| Dataset records |
+---+
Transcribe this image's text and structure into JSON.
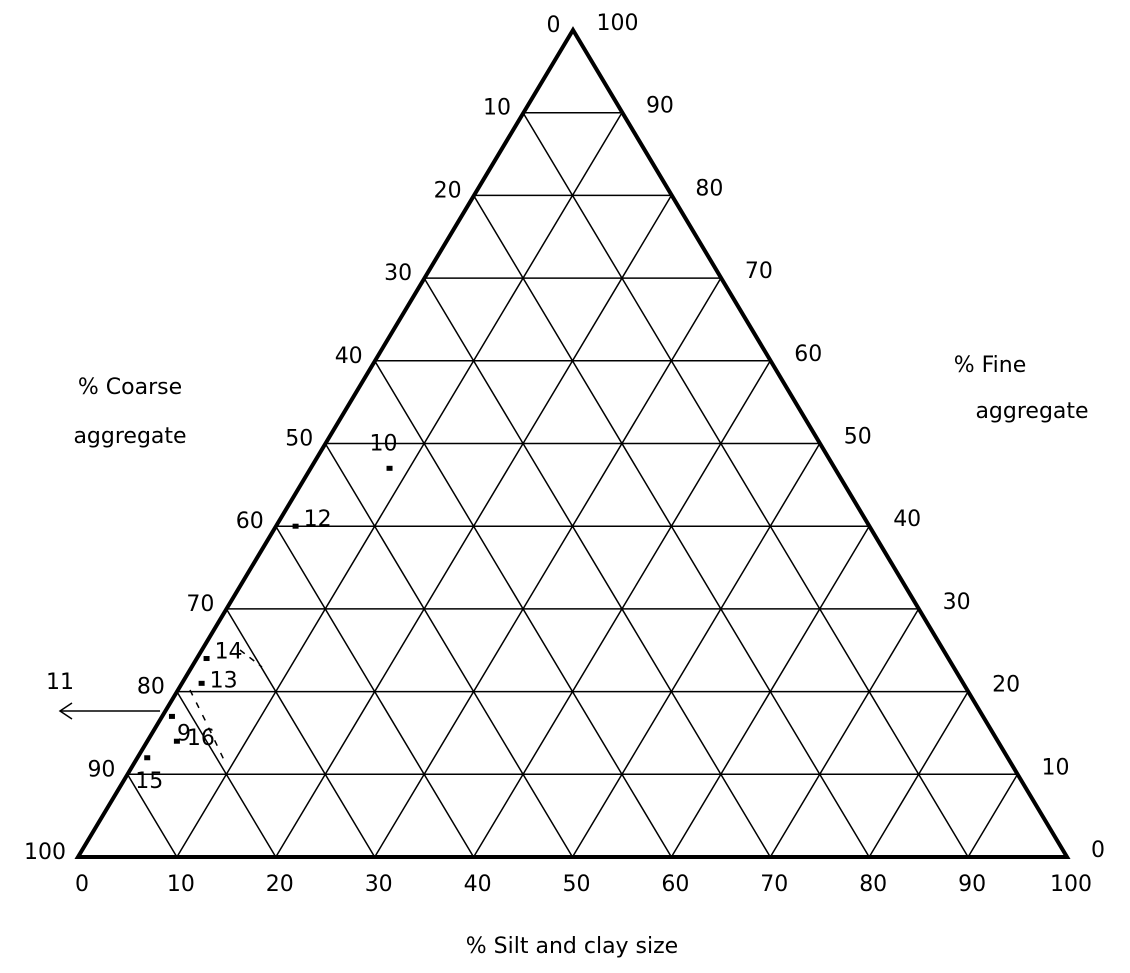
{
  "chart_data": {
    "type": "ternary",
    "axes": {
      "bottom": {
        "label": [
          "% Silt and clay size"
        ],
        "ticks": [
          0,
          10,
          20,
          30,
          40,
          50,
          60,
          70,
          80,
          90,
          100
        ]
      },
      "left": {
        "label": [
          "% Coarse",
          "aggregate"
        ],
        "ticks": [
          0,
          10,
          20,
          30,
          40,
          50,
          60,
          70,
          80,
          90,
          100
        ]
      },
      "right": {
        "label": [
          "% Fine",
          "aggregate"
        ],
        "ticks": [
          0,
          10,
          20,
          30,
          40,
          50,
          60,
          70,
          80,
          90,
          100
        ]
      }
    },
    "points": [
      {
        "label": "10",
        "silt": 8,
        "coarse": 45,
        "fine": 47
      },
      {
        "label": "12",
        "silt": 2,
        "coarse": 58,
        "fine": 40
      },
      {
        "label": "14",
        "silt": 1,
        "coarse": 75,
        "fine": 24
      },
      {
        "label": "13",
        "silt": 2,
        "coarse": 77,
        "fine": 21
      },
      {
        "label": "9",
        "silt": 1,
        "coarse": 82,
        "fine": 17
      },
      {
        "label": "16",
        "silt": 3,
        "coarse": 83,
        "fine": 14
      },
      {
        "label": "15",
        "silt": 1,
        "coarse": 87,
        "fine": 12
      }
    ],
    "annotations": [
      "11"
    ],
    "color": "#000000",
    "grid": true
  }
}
+---+
| REQUIREMENTS |
Transcribe all entries above exactly. Drop the pictures.

| COMPLETED EXERCISE |
Transcribe this image's text and structure into JSON.
{
  "chart_data": {
    "type": "ternary",
    "axes": {
      "bottom": {
        "label": [
          "% Silt and clay size"
        ],
        "ticks": [
          0,
          10,
          20,
          30,
          40,
          50,
          60,
          70,
          80,
          90,
          100
        ]
      },
      "left": {
        "label": [
          "% Coarse",
          "aggregate"
        ],
        "ticks": [
          0,
          10,
          20,
          30,
          40,
          50,
          60,
          70,
          80,
          90,
          100
        ]
      },
      "right": {
        "label": [
          "% Fine",
          "aggregate"
        ],
        "ticks": [
          0,
          10,
          20,
          30,
          40,
          50,
          60,
          70,
          80,
          90,
          100
        ]
      }
    },
    "points": [
      {
        "label": "10",
        "silt": 8,
        "coarse": 45,
        "fine": 47
      },
      {
        "label": "12",
        "silt": 2,
        "coarse": 58,
        "fine": 40
      },
      {
        "label": "14",
        "silt": 1,
        "coarse": 75,
        "fine": 24
      },
      {
        "label": "13",
        "silt": 2,
        "coarse": 77,
        "fine": 21
      },
      {
        "label": "9",
        "silt": 1,
        "coarse": 82,
        "fine": 17
      },
      {
        "label": "16",
        "silt": 3,
        "coarse": 83,
        "fine": 14
      },
      {
        "label": "15",
        "silt": 1,
        "coarse": 87,
        "fine": 12
      }
    ],
    "annotations": [
      "11"
    ],
    "color": "#000000",
    "grid": true
  }
}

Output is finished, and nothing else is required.